WHAT IS REQUIRED: Images excluded, repeat each entry below exactly.

──────── DATASET RECORDS

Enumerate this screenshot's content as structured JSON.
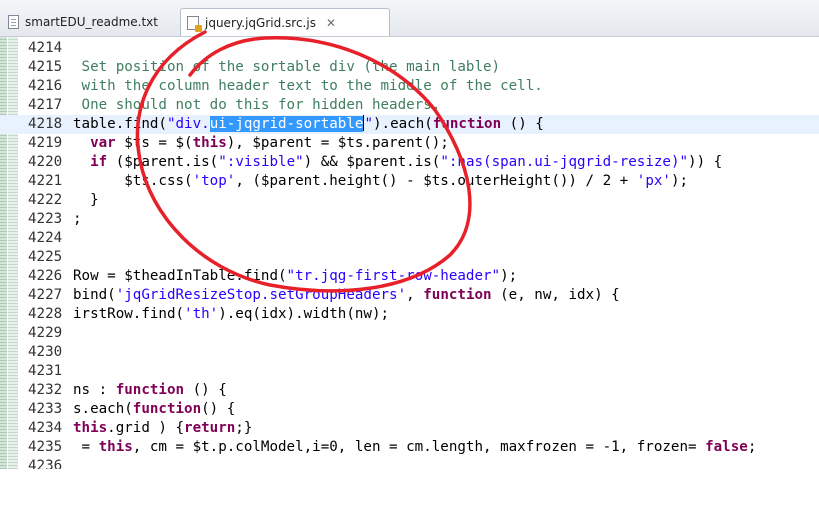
{
  "tabs": [
    {
      "label": "smartEDU_readme.txt",
      "active": false,
      "icon": "text-file-icon"
    },
    {
      "label": "jquery.jqGrid.src.js",
      "active": true,
      "icon": "javascript-file-icon",
      "close": "✕"
    }
  ],
  "editor": {
    "current_line": 4218,
    "selected_text": "ui-jqgrid-sortable",
    "annotation": "red freehand circle around lines 4215-4226",
    "annotation_color": "#e8202a",
    "lines": [
      {
        "no": "4214",
        "text": ""
      },
      {
        "no": "4215",
        "text": " Set position of the sortable div (the main lable)"
      },
      {
        "no": "4216",
        "text": " with the column header text to the middle of the cell."
      },
      {
        "no": "4217",
        "text": " One should not do this for hidden headers."
      },
      {
        "no": "4218",
        "text": "table.find(\"div.ui-jqgrid-sortable\").each(function () {"
      },
      {
        "no": "4219",
        "text": "  var $ts = $(this), $parent = $ts.parent();"
      },
      {
        "no": "4220",
        "text": "  if ($parent.is(\":visible\") && $parent.is(\":has(span.ui-jqgrid-resize)\")) {"
      },
      {
        "no": "4221",
        "text": "      $ts.css('top', ($parent.height() - $ts.outerHeight()) / 2 + 'px');"
      },
      {
        "no": "4222",
        "text": "  }"
      },
      {
        "no": "4223",
        "text": ";"
      },
      {
        "no": "4224",
        "text": ""
      },
      {
        "no": "4225",
        "text": ""
      },
      {
        "no": "4226",
        "text": "Row = $theadInTable.find(\"tr.jqg-first-row-header\");"
      },
      {
        "no": "4227",
        "text": "bind('jqGridResizeStop.setGroupHeaders', function (e, nw, idx) {"
      },
      {
        "no": "4228",
        "text": "irstRow.find('th').eq(idx).width(nw);"
      },
      {
        "no": "4229",
        "text": ""
      },
      {
        "no": "4230",
        "text": ""
      },
      {
        "no": "4231",
        "text": ""
      },
      {
        "no": "4232",
        "text": "ns : function () {"
      },
      {
        "no": "4233",
        "text": "s.each(function() {"
      },
      {
        "no": "4234",
        "text": "this.grid ) {return;}"
      },
      {
        "no": "4235",
        "text": " = this, cm = $t.p.colModel,i=0, len = cm.length, maxfrozen = -1, frozen= false;"
      }
    ]
  }
}
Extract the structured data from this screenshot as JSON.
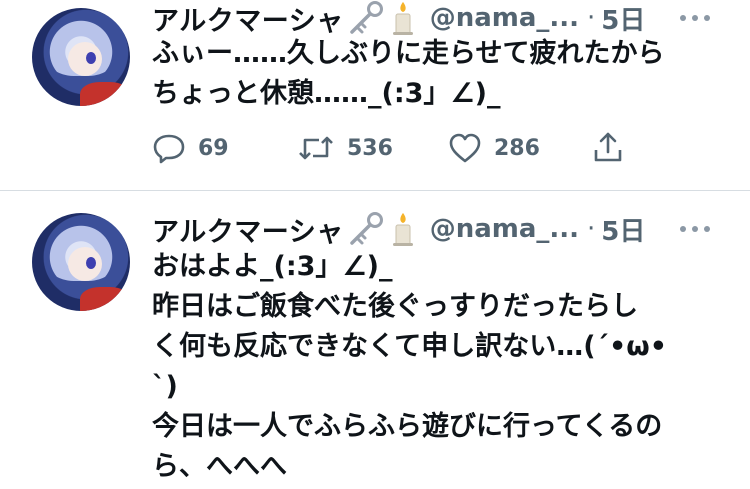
{
  "tweets": [
    {
      "name": "アルクマーシャ",
      "handle": "@nama_...",
      "dot": "·",
      "time": "5日",
      "text": "ふぃー……久しぶりに走らせて疲れたから\nちょっと休憩……_(:3」∠)_",
      "emoji_icons": [
        "key-icon",
        "candle-icon"
      ],
      "stats": {
        "replies": "69",
        "retweets": "536",
        "likes": "286"
      }
    },
    {
      "name": "アルクマーシャ",
      "handle": "@nama_...",
      "dot": "·",
      "time": "5日",
      "text": "おはよよ_(:3」∠)_\n昨日はご飯食べた後ぐっすりだったらし\nく何も反応できなくて申し訳ない…(´•ω•\n`)\n今日は一人でふらふら遊びに行ってくるの\nら、へへへ",
      "emoji_icons": [
        "key-icon",
        "candle-icon"
      ]
    }
  ],
  "colors": {
    "text": "#0f1419",
    "secondary": "#536471",
    "divider": "#d7dde2",
    "accent_red": "#c4322c"
  }
}
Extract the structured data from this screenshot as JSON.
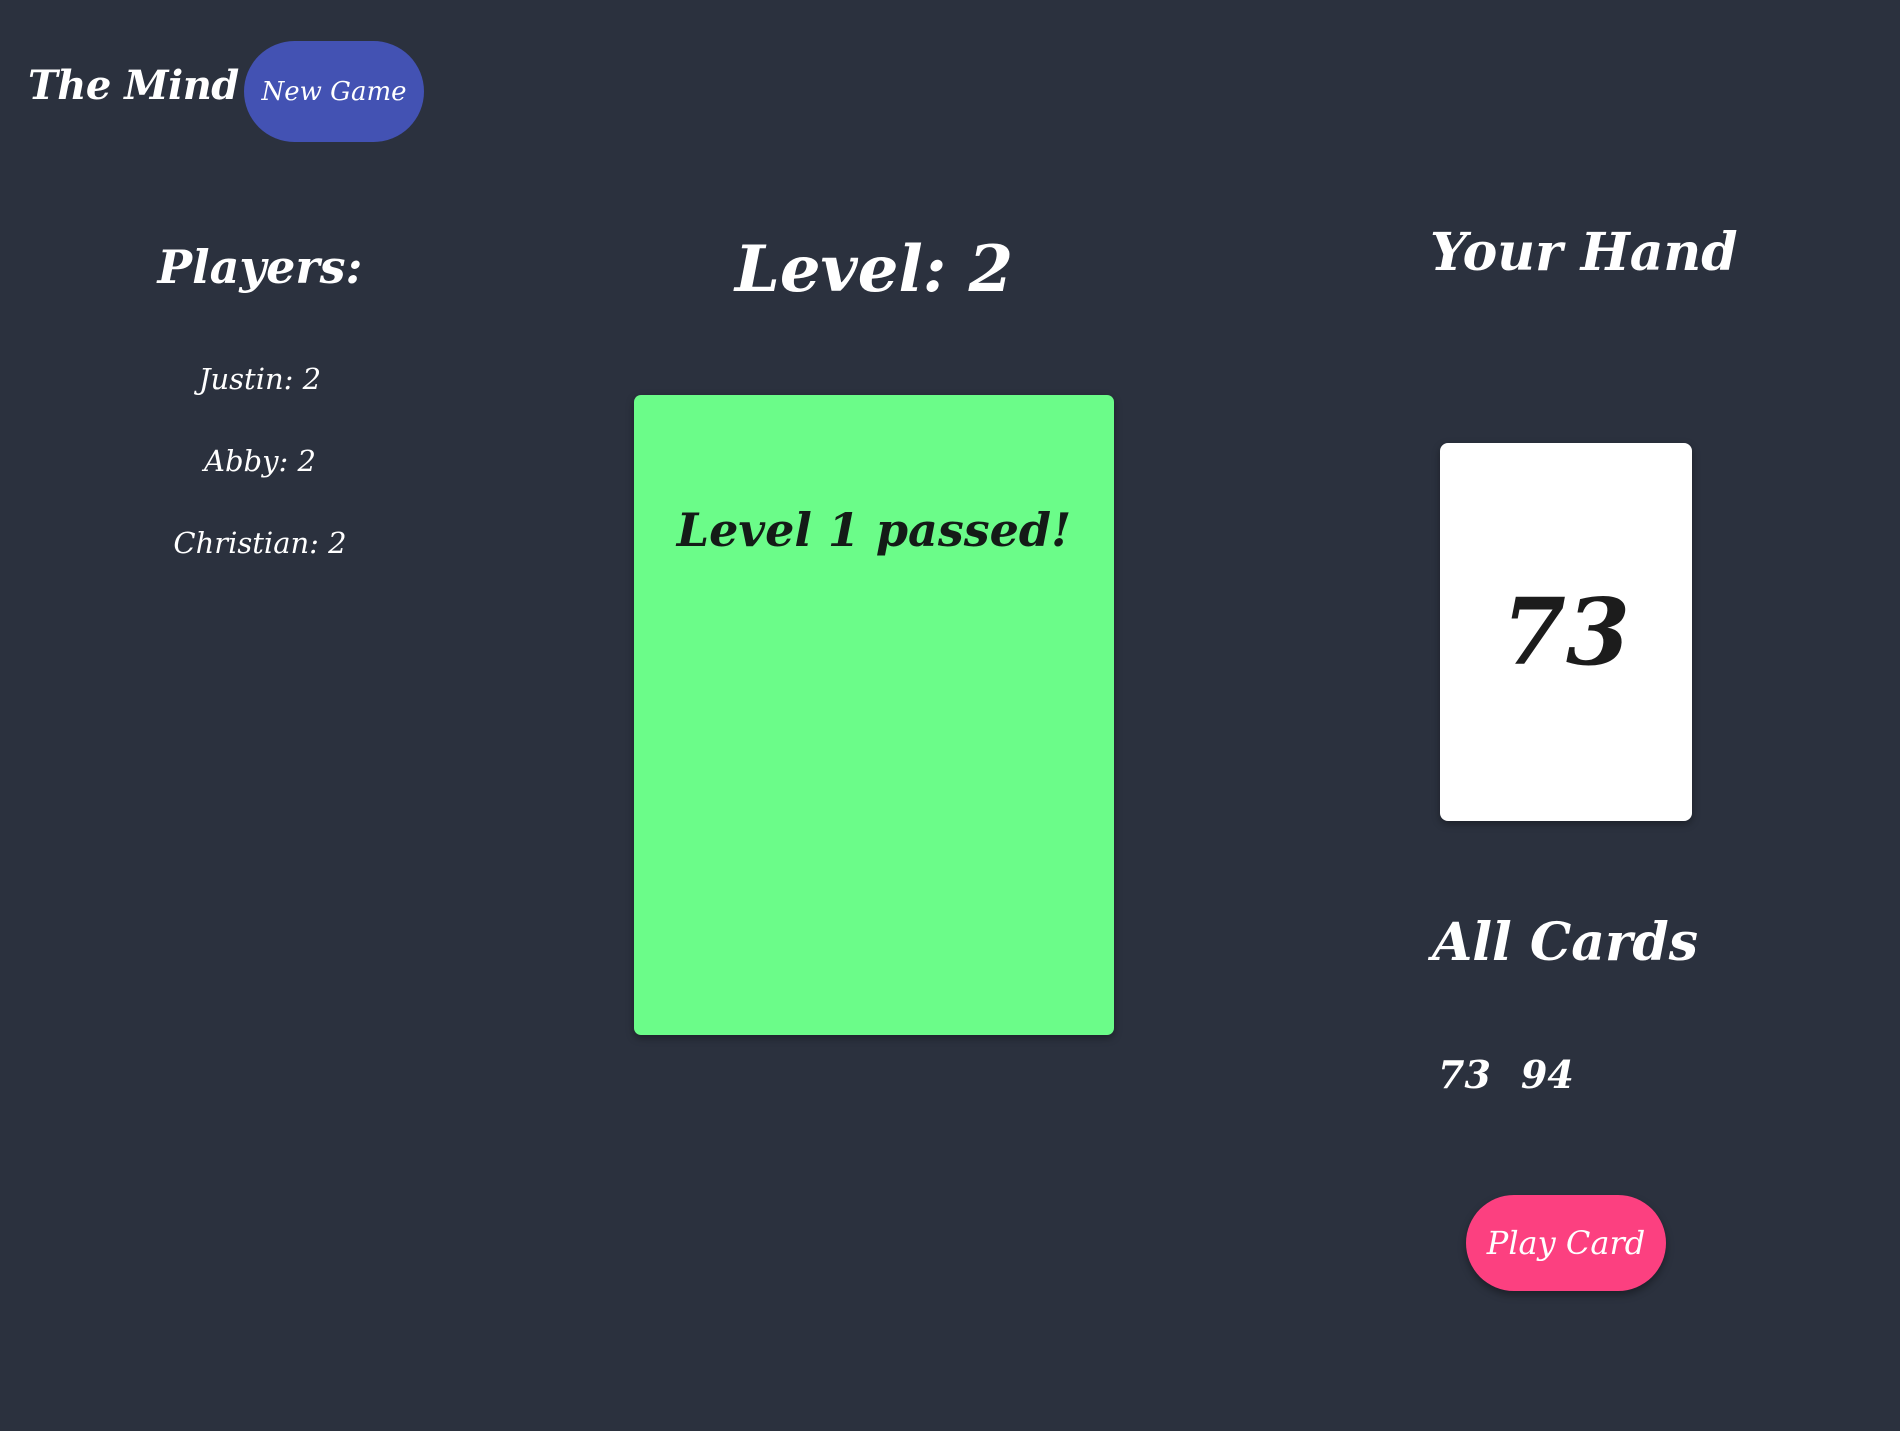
{
  "header": {
    "app_title": "The Mind",
    "new_game_label": "New Game"
  },
  "players": {
    "heading": "Players:",
    "list": [
      {
        "label": "Justin: 2"
      },
      {
        "label": "Abby: 2"
      },
      {
        "label": "Christian: 2"
      }
    ]
  },
  "level": {
    "heading": "Level: 2"
  },
  "pile": {
    "message": "Level 1 passed!",
    "color": "#6bfc89"
  },
  "hand": {
    "heading": "Your Hand",
    "selected_card": "73"
  },
  "all_cards": {
    "heading": "All Cards",
    "cards": [
      "73",
      "94"
    ]
  },
  "actions": {
    "play_card_label": "Play Card"
  },
  "colors": {
    "background": "#2b313e",
    "new_game_button": "#4352b3",
    "play_card_button": "#fc4080",
    "card_face": "#ffffff"
  }
}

────────────────

TASK SOLUTION:
Enumerate this screenshot's content as structured JSON.
{
  "tabs": [
    {
      "label": "smartEDU_readme.txt",
      "active": false,
      "icon": "text-file-icon"
    },
    {
      "label": "jquery.jqGrid.src.js",
      "active": true,
      "icon": "javascript-file-icon",
      "close": "✕"
    }
  ],
  "editor": {
    "current_line": 4218,
    "selected_text": "ui-jqgrid-sortable",
    "annotation": "red freehand circle around lines 4215-4226",
    "annotation_color": "#e8202a",
    "lines": [
      {
        "no": "4214",
        "text": ""
      },
      {
        "no": "4215",
        "text": " Set position of the sortable div (the main lable)"
      },
      {
        "no": "4216",
        "text": " with the column header text to the middle of the cell."
      },
      {
        "no": "4217",
        "text": " One should not do this for hidden headers."
      },
      {
        "no": "4218",
        "text": "table.find(\"div.ui-jqgrid-sortable\").each(function () {"
      },
      {
        "no": "4219",
        "text": "  var $ts = $(this), $parent = $ts.parent();"
      },
      {
        "no": "4220",
        "text": "  if ($parent.is(\":visible\") && $parent.is(\":has(span.ui-jqgrid-resize)\")) {"
      },
      {
        "no": "4221",
        "text": "      $ts.css('top', ($parent.height() - $ts.outerHeight()) / 2 + 'px');"
      },
      {
        "no": "4222",
        "text": "  }"
      },
      {
        "no": "4223",
        "text": ";"
      },
      {
        "no": "4224",
        "text": ""
      },
      {
        "no": "4225",
        "text": ""
      },
      {
        "no": "4226",
        "text": "Row = $theadInTable.find(\"tr.jqg-first-row-header\");"
      },
      {
        "no": "4227",
        "text": "bind('jqGridResizeStop.setGroupHeaders', function (e, nw, idx) {"
      },
      {
        "no": "4228",
        "text": "irstRow.find('th').eq(idx).width(nw);"
      },
      {
        "no": "4229",
        "text": ""
      },
      {
        "no": "4230",
        "text": ""
      },
      {
        "no": "4231",
        "text": ""
      },
      {
        "no": "4232",
        "text": "ns : function () {"
      },
      {
        "no": "4233",
        "text": "s.each(function() {"
      },
      {
        "no": "4234",
        "text": "this.grid ) {return;}"
      },
      {
        "no": "4235",
        "text": " = this, cm = $t.p.colModel,i=0, len = cm.length, maxfrozen = -1, frozen= false;"
      }
    ]
  }
}
Extract the structured data from this screenshot as JSON.
{
  "tweets": [
    {
      "name": "アルクマーシャ",
      "handle": "@nama_...",
      "dot": "·",
      "time": "5日",
      "text": "ふぃー……久しぶりに走らせて疲れたから\nちょっと休憩……_(:3」∠)_",
      "emoji_icons": [
        "key-icon",
        "candle-icon"
      ],
      "stats": {
        "replies": "69",
        "retweets": "536",
        "likes": "286"
      }
    },
    {
      "name": "アルクマーシャ",
      "handle": "@nama_...",
      "dot": "·",
      "time": "5日",
      "text": "おはよよ_(:3」∠)_\n昨日はご飯食べた後ぐっすりだったらし\nく何も反応できなくて申し訳ない…(´•ω•\n`)\n今日は一人でふらふら遊びに行ってくるの\nら、へへへ",
      "emoji_icons": [
        "key-icon",
        "candle-icon"
      ]
    }
  ],
  "colors": {
    "text": "#0f1419",
    "secondary": "#536471",
    "divider": "#d7dde2",
    "accent_red": "#c4322c"
  }
}
Extract the structured data from this screenshot as JSON.
{
  "header": {
    "app_title": "The Mind",
    "new_game_label": "New Game"
  },
  "players": {
    "heading": "Players:",
    "list": [
      {
        "label": "Justin: 2"
      },
      {
        "label": "Abby: 2"
      },
      {
        "label": "Christian: 2"
      }
    ]
  },
  "level": {
    "heading": "Level: 2"
  },
  "pile": {
    "message": "Level 1 passed!",
    "color": "#6bfc89"
  },
  "hand": {
    "heading": "Your Hand",
    "selected_card": "73"
  },
  "all_cards": {
    "heading": "All Cards",
    "cards": [
      "73",
      "94"
    ]
  },
  "actions": {
    "play_card_label": "Play Card"
  },
  "colors": {
    "background": "#2b313e",
    "new_game_button": "#4352b3",
    "play_card_button": "#fc4080",
    "card_face": "#ffffff"
  }
}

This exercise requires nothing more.